Data entries
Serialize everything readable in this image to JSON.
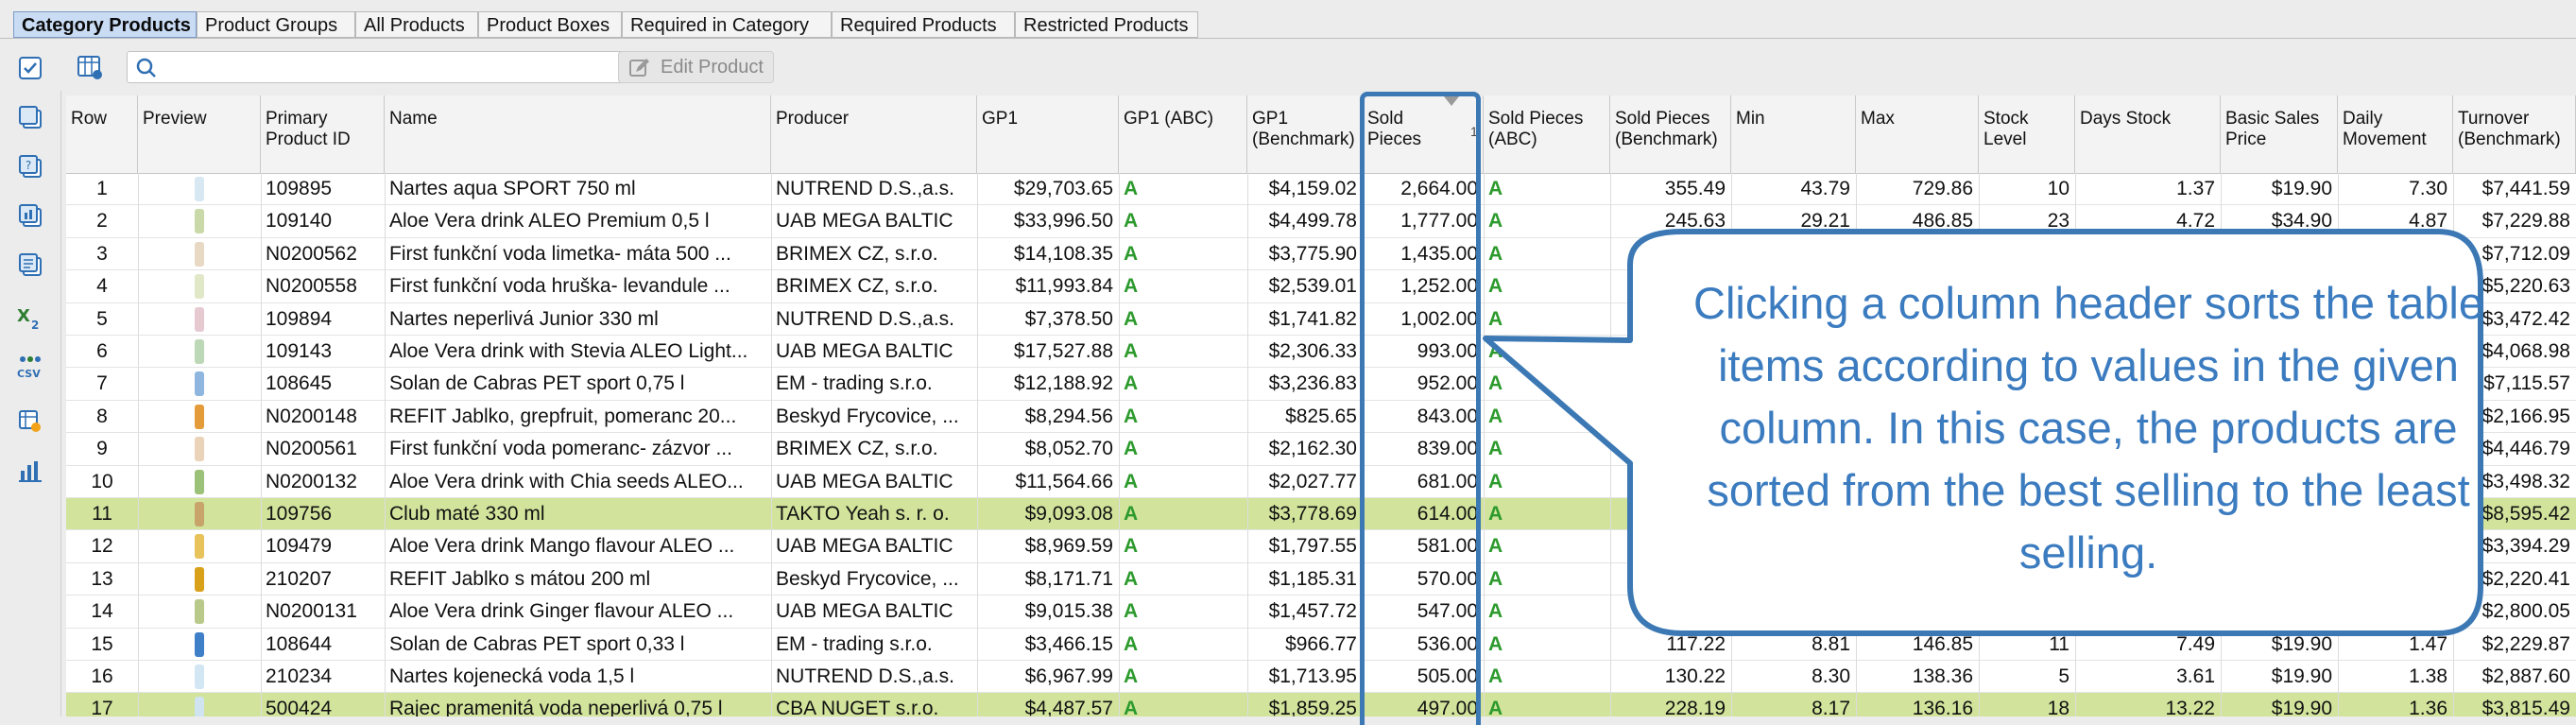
{
  "tabs": [
    {
      "label": "Category Products",
      "active": true
    },
    {
      "label": "Product Groups"
    },
    {
      "label": "All Products"
    },
    {
      "label": "Product Boxes"
    },
    {
      "label": "Required in Category"
    },
    {
      "label": "Required Products"
    },
    {
      "label": "Restricted Products"
    }
  ],
  "toolbar": {
    "search_placeholder": "",
    "edit_product_label": "Edit Product"
  },
  "left_toolbar_icons": [
    "checklist-icon",
    "copy-icon",
    "help-doc-icon",
    "chart-doc-icon",
    "pages-icon",
    "excel-export-icon",
    "csv-export-icon",
    "settings-table-icon",
    "bar-chart-icon"
  ],
  "table": {
    "columns": [
      "Row",
      "Preview",
      "Primary\nProduct ID",
      "Name",
      "Producer",
      "GP1",
      "GP1 (ABC)",
      "GP1\n(Benchmark)",
      "Sold\nPieces",
      "Sold Pieces\n(ABC)",
      "Sold Pieces\n(Benchmark)",
      "Min",
      "Max",
      "Stock Level",
      "Days Stock",
      "Basic Sales\nPrice",
      "Daily\nMovement",
      "Turnover\n(Benchmark)"
    ],
    "sort_indicator": "1",
    "rows": [
      {
        "row": "1",
        "id": "109895",
        "name": "Nartes aqua SPORT 750 ml",
        "producer": "NUTREND D.S.,a.s.",
        "gp1": "$29,703.65",
        "gp1abc": "A",
        "gp1b": "$4,159.02",
        "sold": "2,664.00",
        "soldabc": "A",
        "soldb": "355.49",
        "min": "43.79",
        "max": "729.86",
        "stock": "10",
        "days": "1.37",
        "price": "$19.90",
        "daily": "7.30",
        "turnover": "$7,441.59",
        "hl": false,
        "color": "#d7e8f2"
      },
      {
        "row": "2",
        "id": "109140",
        "name": "Aloe Vera drink ALEO Premium 0,5 l",
        "producer": "UAB MEGA BALTIC",
        "gp1": "$33,996.50",
        "gp1abc": "A",
        "gp1b": "$4,499.78",
        "sold": "1,777.00",
        "soldabc": "A",
        "soldb": "245.63",
        "min": "29.21",
        "max": "486.85",
        "stock": "23",
        "days": "4.72",
        "price": "$34.90",
        "daily": "4.87",
        "turnover": "$7,229.88",
        "hl": false,
        "color": "#c9d9a8"
      },
      {
        "row": "3",
        "id": "N0200562",
        "name": "First funkční voda limetka- máta 500 ...",
        "producer": "BRIMEX CZ, s.r.o.",
        "gp1": "$14,108.35",
        "gp1abc": "A",
        "gp1b": "$3,775.90",
        "sold": "1,435.00",
        "soldabc": "A",
        "soldb": "",
        "min": "",
        "max": "",
        "stock": "",
        "days": "",
        "price": "",
        "daily": "",
        "turnover": "$7,712.09",
        "hl": false,
        "color": "#e8d9c4"
      },
      {
        "row": "4",
        "id": "N0200558",
        "name": "First funkční voda hruška- levandule ...",
        "producer": "BRIMEX CZ, s.r.o.",
        "gp1": "$11,993.84",
        "gp1abc": "A",
        "gp1b": "$2,539.01",
        "sold": "1,252.00",
        "soldabc": "A",
        "soldb": "",
        "min": "",
        "max": "",
        "stock": "",
        "days": "",
        "price": "",
        "daily": "",
        "turnover": "$5,220.63",
        "hl": false,
        "color": "#e1e8c8"
      },
      {
        "row": "5",
        "id": "109894",
        "name": "Nartes neperlivá Junior 330 ml",
        "producer": "NUTREND D.S.,a.s.",
        "gp1": "$7,378.50",
        "gp1abc": "A",
        "gp1b": "$1,741.82",
        "sold": "1,002.00",
        "soldabc": "A",
        "soldb": "",
        "min": "",
        "max": "",
        "stock": "",
        "days": "",
        "price": "",
        "daily": "",
        "turnover": "$3,472.42",
        "hl": false,
        "color": "#e7c9d2"
      },
      {
        "row": "6",
        "id": "109143",
        "name": "Aloe Vera drink with Stevia ALEO Light...",
        "producer": "UAB MEGA BALTIC",
        "gp1": "$17,527.88",
        "gp1abc": "A",
        "gp1b": "$2,306.33",
        "sold": "993.00",
        "soldabc": "A",
        "soldb": "",
        "min": "",
        "max": "",
        "stock": "",
        "days": "",
        "price": "",
        "daily": "",
        "turnover": "$4,068.98",
        "hl": false,
        "color": "#bcd8b6"
      },
      {
        "row": "7",
        "id": "108645",
        "name": "Solan de Cabras PET sport 0,75 l",
        "producer": "EM - trading s.r.o.",
        "gp1": "$12,188.92",
        "gp1abc": "A",
        "gp1b": "$3,236.83",
        "sold": "952.00",
        "soldabc": "A",
        "soldb": "",
        "min": "",
        "max": "",
        "stock": "",
        "days": "",
        "price": "",
        "daily": "",
        "turnover": "$7,115.57",
        "hl": false,
        "color": "#8fb6df"
      },
      {
        "row": "8",
        "id": "N0200148",
        "name": "REFIT Jablko, grepfruit, pomeranc 20...",
        "producer": "Beskyd Frycovice, ...",
        "gp1": "$8,294.56",
        "gp1abc": "A",
        "gp1b": "$825.65",
        "sold": "843.00",
        "soldabc": "A",
        "soldb": "",
        "min": "",
        "max": "",
        "stock": "",
        "days": "",
        "price": "",
        "daily": "",
        "turnover": "$2,166.95",
        "hl": false,
        "color": "#e49b3a"
      },
      {
        "row": "9",
        "id": "N0200561",
        "name": "First funkční voda pomeranc- zázvor ...",
        "producer": "BRIMEX CZ, s.r.o.",
        "gp1": "$8,052.70",
        "gp1abc": "A",
        "gp1b": "$2,162.30",
        "sold": "839.00",
        "soldabc": "A",
        "soldb": "",
        "min": "",
        "max": "",
        "stock": "",
        "days": "",
        "price": "",
        "daily": "",
        "turnover": "$4,446.79",
        "hl": false,
        "color": "#ead3b8"
      },
      {
        "row": "10",
        "id": "N0200132",
        "name": "Aloe Vera drink with Chia seeds ALEO...",
        "producer": "UAB MEGA BALTIC",
        "gp1": "$11,564.66",
        "gp1abc": "A",
        "gp1b": "$2,027.77",
        "sold": "681.00",
        "soldabc": "A",
        "soldb": "",
        "min": "",
        "max": "",
        "stock": "",
        "days": "",
        "price": "",
        "daily": "",
        "turnover": "$3,498.32",
        "hl": false,
        "color": "#9cc27a"
      },
      {
        "row": "11",
        "id": "109756",
        "name": "Club maté 330 ml",
        "producer": "TAKTO Yeah s. r. o.",
        "gp1": "$9,093.08",
        "gp1abc": "A",
        "gp1b": "$3,778.69",
        "sold": "614.00",
        "soldabc": "A",
        "soldb": "",
        "min": "",
        "max": "",
        "stock": "",
        "days": "",
        "price": "",
        "daily": "",
        "turnover": "$8,595.42",
        "hl": true,
        "color": "#c9a46a"
      },
      {
        "row": "12",
        "id": "109479",
        "name": "Aloe Vera drink Mango flavour ALEO ...",
        "producer": "UAB MEGA BALTIC",
        "gp1": "$8,969.59",
        "gp1abc": "A",
        "gp1b": "$1,797.55",
        "sold": "581.00",
        "soldabc": "A",
        "soldb": "",
        "min": "",
        "max": "",
        "stock": "",
        "days": "",
        "price": "",
        "daily": "",
        "turnover": "$3,394.29",
        "hl": false,
        "color": "#e8c25a"
      },
      {
        "row": "13",
        "id": "210207",
        "name": "REFIT Jablko s mátou 200 ml",
        "producer": "Beskyd Frycovice, ...",
        "gp1": "$8,171.71",
        "gp1abc": "A",
        "gp1b": "$1,185.31",
        "sold": "570.00",
        "soldabc": "A",
        "soldb": "",
        "min": "",
        "max": "",
        "stock": "",
        "days": "",
        "price": "",
        "daily": "",
        "turnover": "$2,220.41",
        "hl": false,
        "color": "#d9a01a"
      },
      {
        "row": "14",
        "id": "N0200131",
        "name": "Aloe Vera drink Ginger flavour ALEO ...",
        "producer": "UAB MEGA BALTIC",
        "gp1": "$9,015.38",
        "gp1abc": "A",
        "gp1b": "$1,457.72",
        "sold": "547.00",
        "soldabc": "A",
        "soldb": "",
        "min": "",
        "max": "",
        "stock": "",
        "days": "",
        "price": "",
        "daily": "",
        "turnover": "$2,800.05",
        "hl": false,
        "color": "#b9c98a"
      },
      {
        "row": "15",
        "id": "108644",
        "name": "Solan de Cabras PET sport 0,33 l",
        "producer": "EM - trading s.r.o.",
        "gp1": "$3,466.15",
        "gp1abc": "A",
        "gp1b": "$966.77",
        "sold": "536.00",
        "soldabc": "A",
        "soldb": "117.22",
        "min": "8.81",
        "max": "146.85",
        "stock": "11",
        "days": "7.49",
        "price": "$19.90",
        "daily": "1.47",
        "turnover": "$2,229.87",
        "hl": false,
        "color": "#3e7fc7"
      },
      {
        "row": "16",
        "id": "210234",
        "name": "Nartes kojenecká voda 1,5 l",
        "producer": "NUTREND D.S.,a.s.",
        "gp1": "$6,967.99",
        "gp1abc": "A",
        "gp1b": "$1,713.95",
        "sold": "505.00",
        "soldabc": "A",
        "soldb": "130.22",
        "min": "8.30",
        "max": "138.36",
        "stock": "5",
        "days": "3.61",
        "price": "$19.90",
        "daily": "1.38",
        "turnover": "$2,887.60",
        "hl": false,
        "color": "#d3e6f3"
      },
      {
        "row": "17",
        "id": "500424",
        "name": "Rajec pramenitá voda neperlivá 0,75 l",
        "producer": "CBA NUGET s.r.o.",
        "gp1": "$4,487.57",
        "gp1abc": "A",
        "gp1b": "$1,859.25",
        "sold": "497.00",
        "soldabc": "A",
        "soldb": "228.19",
        "min": "8.17",
        "max": "136.16",
        "stock": "18",
        "days": "13.22",
        "price": "$19.90",
        "daily": "1.36",
        "turnover": "$3,815.49",
        "hl": true,
        "color": "#cfe3f0"
      }
    ]
  },
  "callout": {
    "text": "Clicking a column header sorts the table items according to values in the given column. In this case, the products are sorted from the best selling to the least selling."
  },
  "colors": {
    "accent": "#3b78b4",
    "highlight_row": "#d2e49c",
    "abc_green": "#2c9a2c",
    "callout_text": "#3b7bbf"
  }
}
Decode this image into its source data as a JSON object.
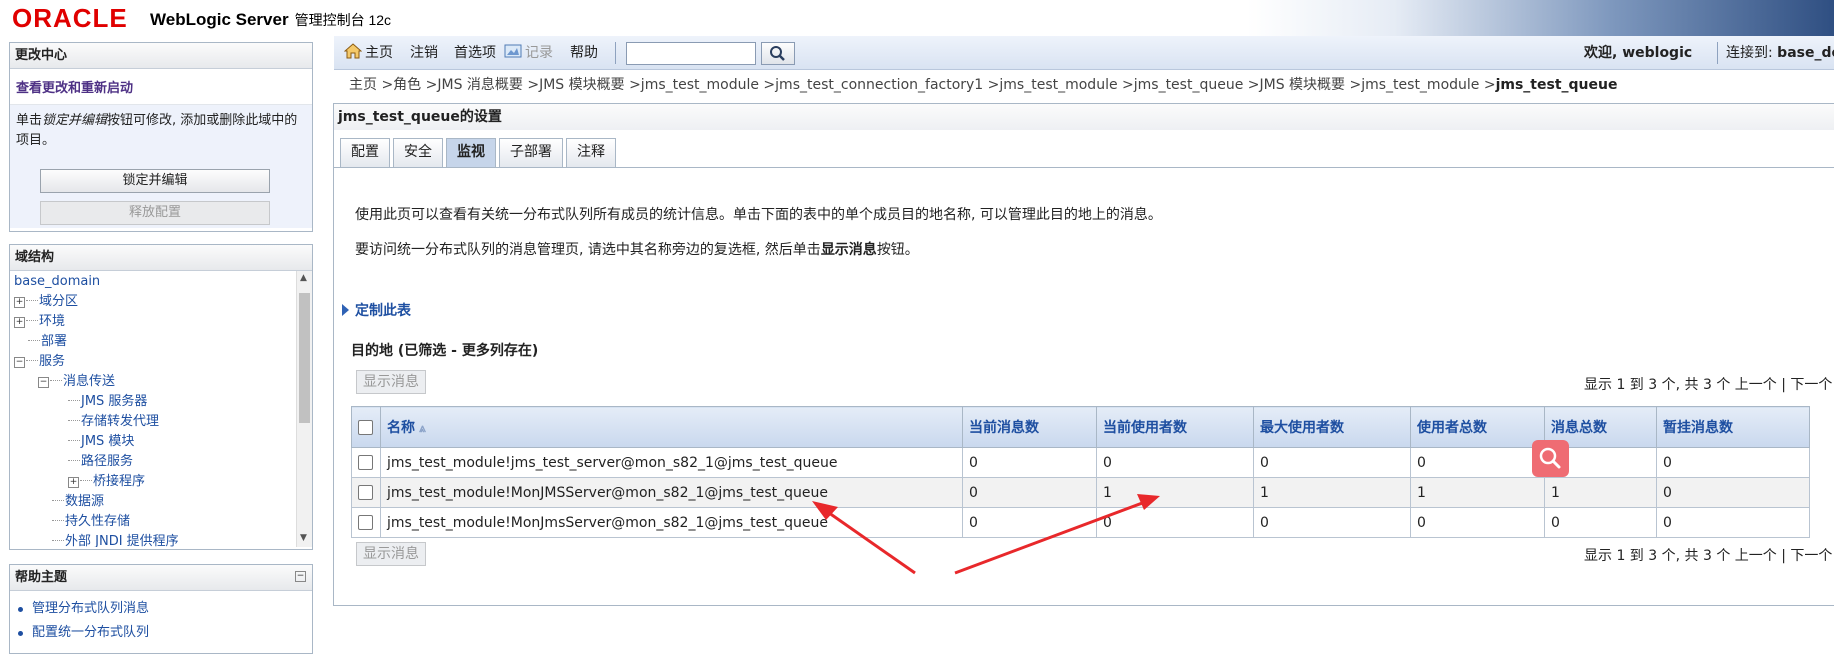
{
  "header": {
    "logo": "ORACLE",
    "product": "WebLogic Server",
    "product_sub": "管理控制台 12c"
  },
  "change_center": {
    "title": "更改中心",
    "link": "查看更改和重新启动",
    "desc_pre": "单击",
    "desc_em": "锁定并编辑",
    "desc_post": "按钮可修改, 添加或删除此域中的项目。",
    "lock_button": "锁定并编辑",
    "release_button": "释放配置"
  },
  "domain_structure": {
    "title": "域结构",
    "root": "base_domain",
    "items": [
      "域分区",
      "环境",
      "部署",
      "服务",
      "消息传送",
      "JMS 服务器",
      "存储转发代理",
      "JMS 模块",
      "路径服务",
      "桥接程序",
      "数据源",
      "持久性存储",
      "外部 JNDI 提供程序"
    ]
  },
  "help_topics": {
    "title": "帮助主题",
    "items": [
      "管理分布式队列消息",
      "配置统一分布式队列"
    ]
  },
  "toolbar": {
    "home": "主页",
    "logout": "注销",
    "preferences": "首选项",
    "record": "记录",
    "help": "帮助",
    "search_value": "",
    "welcome": "欢迎, weblogic",
    "connected_label": "连接到: ",
    "connected_value": "base_domain"
  },
  "breadcrumb": {
    "path": "主页 >角色 >JMS 消息概要 >JMS 模块概要 >jms_test_module >jms_test_connection_factory1 >jms_test_module >jms_test_queue >JMS 模块概要 >jms_test_module >",
    "current": "jms_test_queue"
  },
  "settings": {
    "title": "jms_test_queue的设置",
    "tabs": [
      "配置",
      "安全",
      "监视",
      "子部署",
      "注释"
    ],
    "active_tab": "监视",
    "intro1": "使用此页可以查看有关统一分布式队列所有成员的统计信息。单击下面的表中的单个成员目的地名称, 可以管理此目的地上的消息。",
    "intro2_pre": "要访问统一分布式队列的消息管理页, 请选中其名称旁边的复选框, 然后单击",
    "intro2_bold": "显示消息",
    "intro2_post": "按钮。",
    "customize": "定制此表",
    "table_caption": "目的地 (已筛选 - 更多列存在)",
    "show_messages": "显示消息",
    "pager": "显示 1 到 3 个, 共 3 个   上一个 | 下一个"
  },
  "table": {
    "columns": [
      "名称",
      "当前消息数",
      "当前使用者数",
      "最大使用者数",
      "使用者总数",
      "消息总数",
      "暂挂消息数"
    ],
    "rows": [
      [
        "jms_test_module!jms_test_server@mon_s82_1@jms_test_queue",
        "0",
        "0",
        "0",
        "0",
        "0",
        "0"
      ],
      [
        "jms_test_module!MonJMSServer@mon_s82_1@jms_test_queue",
        "0",
        "1",
        "1",
        "1",
        "1",
        "0"
      ],
      [
        "jms_test_module!MonJmsServer@mon_s82_1@jms_test_queue",
        "0",
        "0",
        "0",
        "0",
        "0",
        "0"
      ]
    ]
  },
  "colors": {
    "accent": "#1e4fa1",
    "oracle_red": "#e00000",
    "annotation": "#e8282b"
  }
}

--- WHAT THE EXERCISE ASKS ---
From the entries above, extract every line where the word "Jablko" appears.

--- ANSWER TO THE EXERCISE ---
        "name": "REFIT Jablko, grepfruit, pomeranc 20...",
        "name": "REFIT Jablko s mátou 200 ml",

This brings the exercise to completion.